---------- RECORDS SUPPLIED

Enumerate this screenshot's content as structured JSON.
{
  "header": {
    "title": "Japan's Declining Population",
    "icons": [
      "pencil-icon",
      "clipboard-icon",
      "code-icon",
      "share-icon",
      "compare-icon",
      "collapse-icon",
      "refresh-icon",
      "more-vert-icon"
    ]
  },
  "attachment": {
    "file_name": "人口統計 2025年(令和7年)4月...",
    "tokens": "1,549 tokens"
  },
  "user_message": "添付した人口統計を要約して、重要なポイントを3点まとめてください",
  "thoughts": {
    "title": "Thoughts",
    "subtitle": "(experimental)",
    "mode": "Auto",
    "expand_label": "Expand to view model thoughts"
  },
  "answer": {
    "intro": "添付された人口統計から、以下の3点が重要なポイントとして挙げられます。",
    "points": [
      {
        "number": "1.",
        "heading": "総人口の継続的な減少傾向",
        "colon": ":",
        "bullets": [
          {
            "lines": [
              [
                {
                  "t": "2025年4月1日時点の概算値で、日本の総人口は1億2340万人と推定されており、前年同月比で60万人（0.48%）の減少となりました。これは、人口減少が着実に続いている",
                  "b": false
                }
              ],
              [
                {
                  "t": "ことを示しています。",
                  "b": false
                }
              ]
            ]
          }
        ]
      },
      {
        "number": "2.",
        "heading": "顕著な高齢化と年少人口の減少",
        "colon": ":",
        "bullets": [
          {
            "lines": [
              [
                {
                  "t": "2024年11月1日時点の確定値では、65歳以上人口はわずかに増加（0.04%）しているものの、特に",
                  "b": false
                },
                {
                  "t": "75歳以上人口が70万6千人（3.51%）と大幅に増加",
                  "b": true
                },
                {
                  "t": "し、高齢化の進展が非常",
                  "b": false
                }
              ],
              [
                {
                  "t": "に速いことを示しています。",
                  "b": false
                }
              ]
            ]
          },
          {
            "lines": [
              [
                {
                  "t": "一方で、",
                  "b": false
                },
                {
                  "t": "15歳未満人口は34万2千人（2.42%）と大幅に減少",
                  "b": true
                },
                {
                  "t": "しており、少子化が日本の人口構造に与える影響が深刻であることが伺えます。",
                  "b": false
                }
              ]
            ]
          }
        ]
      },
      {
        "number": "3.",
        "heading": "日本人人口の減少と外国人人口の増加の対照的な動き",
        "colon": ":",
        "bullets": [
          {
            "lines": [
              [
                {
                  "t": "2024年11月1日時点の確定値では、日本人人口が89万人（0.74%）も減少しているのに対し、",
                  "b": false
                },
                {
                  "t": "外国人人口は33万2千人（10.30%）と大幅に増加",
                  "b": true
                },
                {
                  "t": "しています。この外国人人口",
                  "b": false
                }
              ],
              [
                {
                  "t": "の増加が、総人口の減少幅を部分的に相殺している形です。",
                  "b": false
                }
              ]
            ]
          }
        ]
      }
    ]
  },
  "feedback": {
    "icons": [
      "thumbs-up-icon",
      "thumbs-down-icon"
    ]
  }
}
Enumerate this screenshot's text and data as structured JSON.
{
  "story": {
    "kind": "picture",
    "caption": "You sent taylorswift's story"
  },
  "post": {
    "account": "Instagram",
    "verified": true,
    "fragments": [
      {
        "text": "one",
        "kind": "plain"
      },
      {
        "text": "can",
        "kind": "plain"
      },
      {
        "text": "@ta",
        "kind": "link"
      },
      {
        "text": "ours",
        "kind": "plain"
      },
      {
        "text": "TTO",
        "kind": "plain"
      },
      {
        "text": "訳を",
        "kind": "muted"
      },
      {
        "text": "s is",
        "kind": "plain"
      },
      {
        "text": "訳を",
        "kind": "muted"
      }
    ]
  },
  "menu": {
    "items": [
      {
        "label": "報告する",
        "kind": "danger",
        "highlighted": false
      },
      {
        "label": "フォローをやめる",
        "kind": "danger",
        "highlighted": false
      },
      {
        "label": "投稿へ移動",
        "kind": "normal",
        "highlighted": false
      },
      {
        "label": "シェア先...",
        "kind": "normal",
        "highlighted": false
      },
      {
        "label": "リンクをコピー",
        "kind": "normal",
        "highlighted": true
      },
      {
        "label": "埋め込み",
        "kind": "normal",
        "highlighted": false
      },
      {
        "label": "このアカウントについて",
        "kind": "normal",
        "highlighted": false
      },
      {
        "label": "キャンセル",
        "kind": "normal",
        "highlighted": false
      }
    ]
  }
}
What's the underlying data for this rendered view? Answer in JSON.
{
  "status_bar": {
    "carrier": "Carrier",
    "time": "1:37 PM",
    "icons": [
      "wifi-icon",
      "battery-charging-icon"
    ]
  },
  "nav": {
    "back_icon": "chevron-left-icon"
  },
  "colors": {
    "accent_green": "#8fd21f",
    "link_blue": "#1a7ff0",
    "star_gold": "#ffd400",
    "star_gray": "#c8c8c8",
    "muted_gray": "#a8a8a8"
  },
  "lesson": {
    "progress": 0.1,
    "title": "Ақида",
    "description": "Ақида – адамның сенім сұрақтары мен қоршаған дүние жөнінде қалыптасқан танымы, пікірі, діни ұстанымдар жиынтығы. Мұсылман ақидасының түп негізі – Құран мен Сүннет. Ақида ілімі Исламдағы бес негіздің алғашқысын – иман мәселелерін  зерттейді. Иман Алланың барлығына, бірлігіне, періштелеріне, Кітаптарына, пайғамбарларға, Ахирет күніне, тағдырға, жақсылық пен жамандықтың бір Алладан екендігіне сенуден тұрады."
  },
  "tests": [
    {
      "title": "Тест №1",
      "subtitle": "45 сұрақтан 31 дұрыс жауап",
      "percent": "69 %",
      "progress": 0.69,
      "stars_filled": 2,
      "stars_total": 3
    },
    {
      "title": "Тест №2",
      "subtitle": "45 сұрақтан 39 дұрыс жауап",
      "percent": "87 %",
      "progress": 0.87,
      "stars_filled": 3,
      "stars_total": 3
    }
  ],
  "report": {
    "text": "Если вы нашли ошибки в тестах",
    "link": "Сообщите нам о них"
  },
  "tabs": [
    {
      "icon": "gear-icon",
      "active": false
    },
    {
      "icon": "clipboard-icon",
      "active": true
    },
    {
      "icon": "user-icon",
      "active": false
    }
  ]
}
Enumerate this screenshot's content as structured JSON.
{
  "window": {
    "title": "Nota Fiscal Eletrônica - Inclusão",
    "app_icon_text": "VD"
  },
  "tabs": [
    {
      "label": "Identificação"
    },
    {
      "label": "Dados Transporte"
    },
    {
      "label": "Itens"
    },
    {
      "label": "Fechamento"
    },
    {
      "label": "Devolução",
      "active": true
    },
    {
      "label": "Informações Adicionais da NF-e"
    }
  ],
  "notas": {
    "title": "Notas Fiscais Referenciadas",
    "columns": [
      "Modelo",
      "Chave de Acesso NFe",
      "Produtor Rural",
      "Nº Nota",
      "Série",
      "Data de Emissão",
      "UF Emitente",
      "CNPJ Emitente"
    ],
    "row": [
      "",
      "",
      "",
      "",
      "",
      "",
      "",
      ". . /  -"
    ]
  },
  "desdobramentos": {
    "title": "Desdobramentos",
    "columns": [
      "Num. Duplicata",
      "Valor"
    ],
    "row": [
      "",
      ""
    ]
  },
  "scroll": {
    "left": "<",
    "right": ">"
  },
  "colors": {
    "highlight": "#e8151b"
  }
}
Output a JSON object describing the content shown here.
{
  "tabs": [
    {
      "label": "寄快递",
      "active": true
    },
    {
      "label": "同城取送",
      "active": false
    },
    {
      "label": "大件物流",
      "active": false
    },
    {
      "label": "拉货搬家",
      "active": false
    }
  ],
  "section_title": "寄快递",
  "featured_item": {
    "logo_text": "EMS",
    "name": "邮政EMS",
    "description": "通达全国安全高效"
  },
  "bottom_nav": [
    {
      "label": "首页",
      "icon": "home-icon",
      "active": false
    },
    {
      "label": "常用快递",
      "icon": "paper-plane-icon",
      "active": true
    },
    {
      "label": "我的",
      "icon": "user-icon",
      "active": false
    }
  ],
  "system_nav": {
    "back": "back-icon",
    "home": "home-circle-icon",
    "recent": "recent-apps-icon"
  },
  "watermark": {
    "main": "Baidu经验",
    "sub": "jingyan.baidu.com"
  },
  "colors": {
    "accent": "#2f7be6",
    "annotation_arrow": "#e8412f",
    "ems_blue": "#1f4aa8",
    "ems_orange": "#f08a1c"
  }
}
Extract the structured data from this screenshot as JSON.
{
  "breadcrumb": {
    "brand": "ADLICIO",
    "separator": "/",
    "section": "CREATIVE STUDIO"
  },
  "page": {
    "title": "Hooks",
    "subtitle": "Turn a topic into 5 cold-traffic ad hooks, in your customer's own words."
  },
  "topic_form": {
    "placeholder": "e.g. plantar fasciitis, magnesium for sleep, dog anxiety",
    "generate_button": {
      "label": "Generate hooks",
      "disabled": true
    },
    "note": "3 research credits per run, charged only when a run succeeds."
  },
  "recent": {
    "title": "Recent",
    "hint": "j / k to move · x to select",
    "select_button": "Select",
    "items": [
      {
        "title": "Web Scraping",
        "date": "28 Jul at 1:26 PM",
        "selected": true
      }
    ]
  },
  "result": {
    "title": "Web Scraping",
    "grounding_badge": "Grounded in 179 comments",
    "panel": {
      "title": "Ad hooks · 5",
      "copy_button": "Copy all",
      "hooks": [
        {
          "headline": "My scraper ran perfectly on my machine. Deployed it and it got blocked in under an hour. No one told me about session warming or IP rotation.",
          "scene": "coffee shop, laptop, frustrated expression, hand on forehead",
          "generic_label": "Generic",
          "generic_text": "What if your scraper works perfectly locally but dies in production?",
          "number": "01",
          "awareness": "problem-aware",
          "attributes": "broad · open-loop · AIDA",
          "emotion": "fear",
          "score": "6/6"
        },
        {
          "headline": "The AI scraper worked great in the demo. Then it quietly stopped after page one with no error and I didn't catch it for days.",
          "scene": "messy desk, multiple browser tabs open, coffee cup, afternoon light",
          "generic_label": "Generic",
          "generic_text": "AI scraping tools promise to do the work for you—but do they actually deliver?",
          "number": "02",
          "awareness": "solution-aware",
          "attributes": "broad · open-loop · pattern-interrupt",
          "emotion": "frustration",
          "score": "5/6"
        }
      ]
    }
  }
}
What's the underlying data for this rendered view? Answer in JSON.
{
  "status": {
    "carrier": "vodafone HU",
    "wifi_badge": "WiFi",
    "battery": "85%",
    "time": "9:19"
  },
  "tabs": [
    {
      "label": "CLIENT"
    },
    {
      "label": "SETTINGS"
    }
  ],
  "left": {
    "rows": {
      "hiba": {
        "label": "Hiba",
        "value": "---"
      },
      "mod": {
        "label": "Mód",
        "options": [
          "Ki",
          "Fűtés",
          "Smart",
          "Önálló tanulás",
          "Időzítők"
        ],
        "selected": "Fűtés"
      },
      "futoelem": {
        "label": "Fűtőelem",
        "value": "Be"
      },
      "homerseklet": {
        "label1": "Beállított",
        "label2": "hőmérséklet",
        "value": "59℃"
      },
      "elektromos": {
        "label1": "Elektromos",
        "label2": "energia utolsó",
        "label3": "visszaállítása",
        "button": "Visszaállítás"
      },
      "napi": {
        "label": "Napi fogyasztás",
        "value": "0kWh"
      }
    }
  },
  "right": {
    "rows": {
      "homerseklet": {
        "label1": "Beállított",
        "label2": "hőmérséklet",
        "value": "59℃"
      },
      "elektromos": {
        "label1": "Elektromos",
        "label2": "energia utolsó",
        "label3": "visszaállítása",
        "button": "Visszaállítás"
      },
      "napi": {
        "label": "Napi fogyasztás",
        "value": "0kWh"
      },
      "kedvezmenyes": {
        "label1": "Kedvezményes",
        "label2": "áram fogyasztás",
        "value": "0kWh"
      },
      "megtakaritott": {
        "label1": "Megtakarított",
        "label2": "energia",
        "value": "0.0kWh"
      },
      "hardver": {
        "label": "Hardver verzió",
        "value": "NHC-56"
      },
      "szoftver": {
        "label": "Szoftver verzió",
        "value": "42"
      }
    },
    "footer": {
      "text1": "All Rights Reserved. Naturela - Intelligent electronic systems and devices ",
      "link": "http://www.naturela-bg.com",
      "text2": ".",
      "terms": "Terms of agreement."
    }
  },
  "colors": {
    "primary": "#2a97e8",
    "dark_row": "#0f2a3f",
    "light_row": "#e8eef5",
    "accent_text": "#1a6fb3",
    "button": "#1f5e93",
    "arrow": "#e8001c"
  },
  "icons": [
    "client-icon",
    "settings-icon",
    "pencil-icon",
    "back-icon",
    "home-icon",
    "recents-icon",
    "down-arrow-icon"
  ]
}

--------------------

## AIM
In the listing, find each line with the string "と大幅に増加" and copy it.

## COMPLETED TASK
                  "t": "75歳以上人口が70万6千人（3.51%）と大幅に増加",
                  "t": "外国人人口は33万2千人（10.30%）と大幅に増加",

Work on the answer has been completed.